(Stored records)
##############################
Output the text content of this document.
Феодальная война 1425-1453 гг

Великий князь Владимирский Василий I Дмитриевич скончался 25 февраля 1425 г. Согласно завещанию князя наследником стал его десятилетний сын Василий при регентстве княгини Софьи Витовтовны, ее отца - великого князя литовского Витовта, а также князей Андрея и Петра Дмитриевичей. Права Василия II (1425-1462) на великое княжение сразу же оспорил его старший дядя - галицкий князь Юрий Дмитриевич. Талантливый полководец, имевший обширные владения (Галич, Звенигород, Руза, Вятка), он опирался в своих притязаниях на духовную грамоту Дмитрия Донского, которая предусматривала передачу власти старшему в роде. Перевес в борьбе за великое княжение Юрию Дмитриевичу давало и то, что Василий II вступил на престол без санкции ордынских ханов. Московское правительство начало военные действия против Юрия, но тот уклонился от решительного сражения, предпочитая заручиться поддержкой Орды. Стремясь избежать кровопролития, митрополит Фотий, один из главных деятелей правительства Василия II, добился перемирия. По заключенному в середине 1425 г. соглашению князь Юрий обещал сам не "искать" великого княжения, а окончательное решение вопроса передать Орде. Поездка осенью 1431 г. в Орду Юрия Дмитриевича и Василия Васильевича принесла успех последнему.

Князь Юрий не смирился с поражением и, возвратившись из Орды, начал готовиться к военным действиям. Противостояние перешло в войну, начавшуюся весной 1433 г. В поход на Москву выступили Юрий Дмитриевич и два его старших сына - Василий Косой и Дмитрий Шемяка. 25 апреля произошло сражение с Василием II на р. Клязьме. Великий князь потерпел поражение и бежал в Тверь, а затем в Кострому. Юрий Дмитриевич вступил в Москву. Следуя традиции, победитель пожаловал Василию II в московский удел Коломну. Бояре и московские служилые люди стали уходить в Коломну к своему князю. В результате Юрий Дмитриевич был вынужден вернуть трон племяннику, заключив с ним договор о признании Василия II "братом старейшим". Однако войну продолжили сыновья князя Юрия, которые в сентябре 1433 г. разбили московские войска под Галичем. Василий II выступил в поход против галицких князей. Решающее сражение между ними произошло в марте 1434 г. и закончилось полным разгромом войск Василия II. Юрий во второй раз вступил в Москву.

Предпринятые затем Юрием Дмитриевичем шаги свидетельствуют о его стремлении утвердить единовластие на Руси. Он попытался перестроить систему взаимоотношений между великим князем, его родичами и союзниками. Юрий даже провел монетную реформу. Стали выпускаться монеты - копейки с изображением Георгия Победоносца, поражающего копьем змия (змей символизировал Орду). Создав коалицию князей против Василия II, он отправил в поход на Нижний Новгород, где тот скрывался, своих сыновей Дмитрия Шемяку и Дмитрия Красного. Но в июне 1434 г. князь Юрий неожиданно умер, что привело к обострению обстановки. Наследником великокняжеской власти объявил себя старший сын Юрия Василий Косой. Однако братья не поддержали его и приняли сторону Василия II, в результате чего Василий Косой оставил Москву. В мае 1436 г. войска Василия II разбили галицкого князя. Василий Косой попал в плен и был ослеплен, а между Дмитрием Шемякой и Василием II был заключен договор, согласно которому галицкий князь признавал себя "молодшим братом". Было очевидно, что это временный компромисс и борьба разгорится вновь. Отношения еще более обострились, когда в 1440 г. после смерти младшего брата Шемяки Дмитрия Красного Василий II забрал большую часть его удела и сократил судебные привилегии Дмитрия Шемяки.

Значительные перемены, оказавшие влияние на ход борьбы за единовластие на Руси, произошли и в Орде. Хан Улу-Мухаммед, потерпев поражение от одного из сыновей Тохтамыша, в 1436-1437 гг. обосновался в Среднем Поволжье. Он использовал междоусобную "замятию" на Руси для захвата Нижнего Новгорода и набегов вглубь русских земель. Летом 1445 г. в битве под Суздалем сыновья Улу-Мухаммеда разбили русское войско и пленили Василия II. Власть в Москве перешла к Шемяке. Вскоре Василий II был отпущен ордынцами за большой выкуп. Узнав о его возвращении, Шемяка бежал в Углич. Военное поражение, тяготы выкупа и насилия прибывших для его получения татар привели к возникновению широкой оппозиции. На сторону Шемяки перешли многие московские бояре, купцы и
##############################
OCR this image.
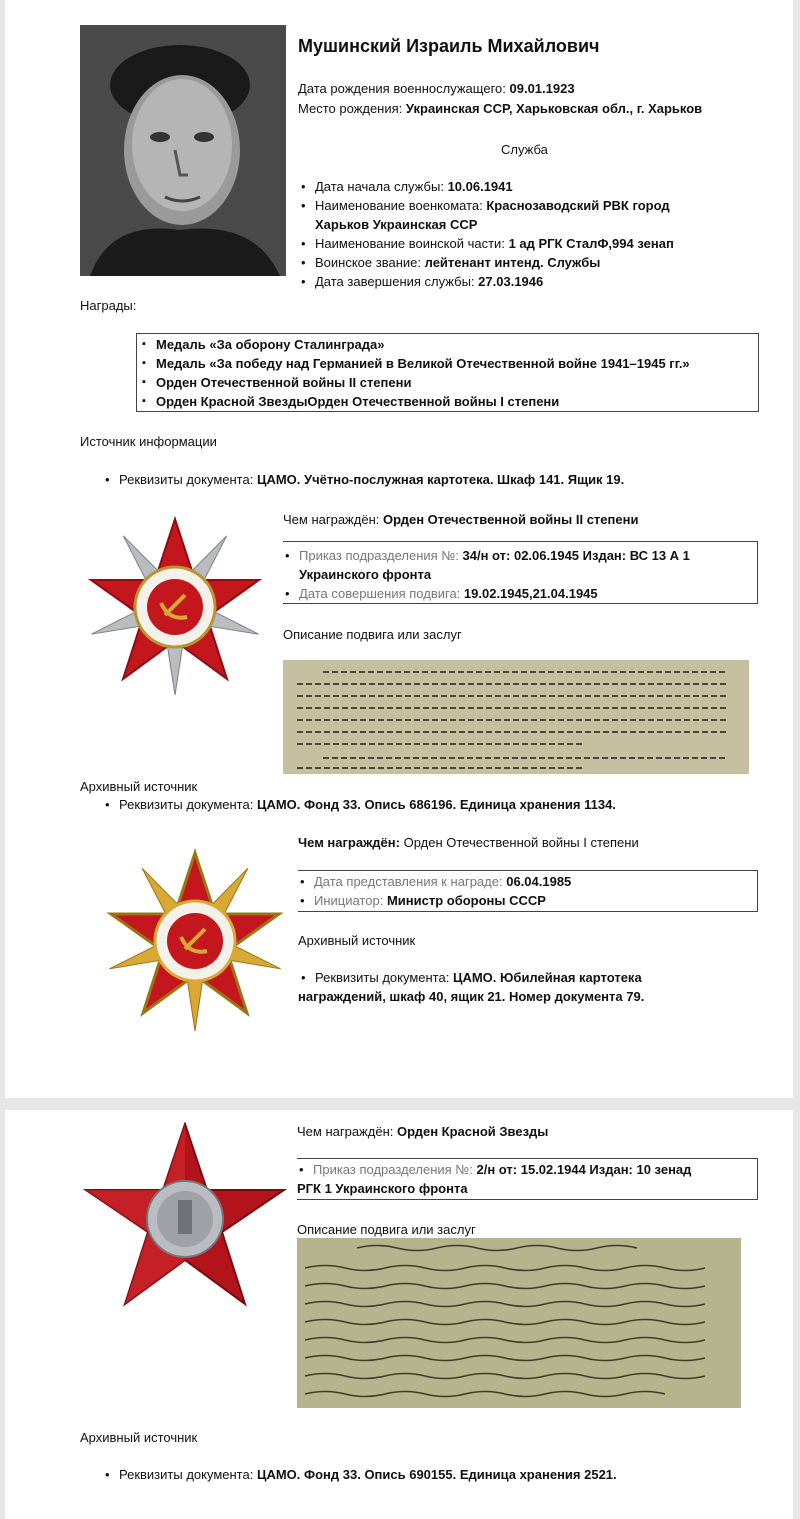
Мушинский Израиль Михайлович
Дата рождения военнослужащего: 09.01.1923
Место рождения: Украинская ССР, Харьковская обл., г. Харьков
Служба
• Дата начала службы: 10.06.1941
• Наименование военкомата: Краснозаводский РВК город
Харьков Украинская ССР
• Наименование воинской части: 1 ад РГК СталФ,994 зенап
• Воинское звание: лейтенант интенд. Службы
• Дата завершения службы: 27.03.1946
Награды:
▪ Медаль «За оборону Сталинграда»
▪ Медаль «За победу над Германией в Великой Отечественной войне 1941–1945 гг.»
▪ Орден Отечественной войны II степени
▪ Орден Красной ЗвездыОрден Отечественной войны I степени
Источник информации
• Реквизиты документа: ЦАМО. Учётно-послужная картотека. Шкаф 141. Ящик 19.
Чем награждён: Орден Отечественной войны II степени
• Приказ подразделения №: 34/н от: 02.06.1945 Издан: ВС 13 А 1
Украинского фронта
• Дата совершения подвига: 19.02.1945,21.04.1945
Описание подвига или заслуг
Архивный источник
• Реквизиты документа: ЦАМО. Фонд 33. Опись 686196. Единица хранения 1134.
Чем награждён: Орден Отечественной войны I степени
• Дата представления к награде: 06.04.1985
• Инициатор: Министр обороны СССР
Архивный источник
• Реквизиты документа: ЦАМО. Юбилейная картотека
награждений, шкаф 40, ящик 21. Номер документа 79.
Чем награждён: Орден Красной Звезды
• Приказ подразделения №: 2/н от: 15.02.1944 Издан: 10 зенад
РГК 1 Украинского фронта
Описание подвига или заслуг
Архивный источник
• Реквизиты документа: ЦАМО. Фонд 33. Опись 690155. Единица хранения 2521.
##############################
(WRITTEN REQUEST) Look through the lines above and collect those with the word "хранения".

(EXERCISE SOLUTION)
• Реквизиты документа: ЦАМО. Фонд 33. Опись 686196. Единица хранения 1134.
• Реквизиты документа: ЦАМО. Фонд 33. Опись 690155. Единица хранения 2521.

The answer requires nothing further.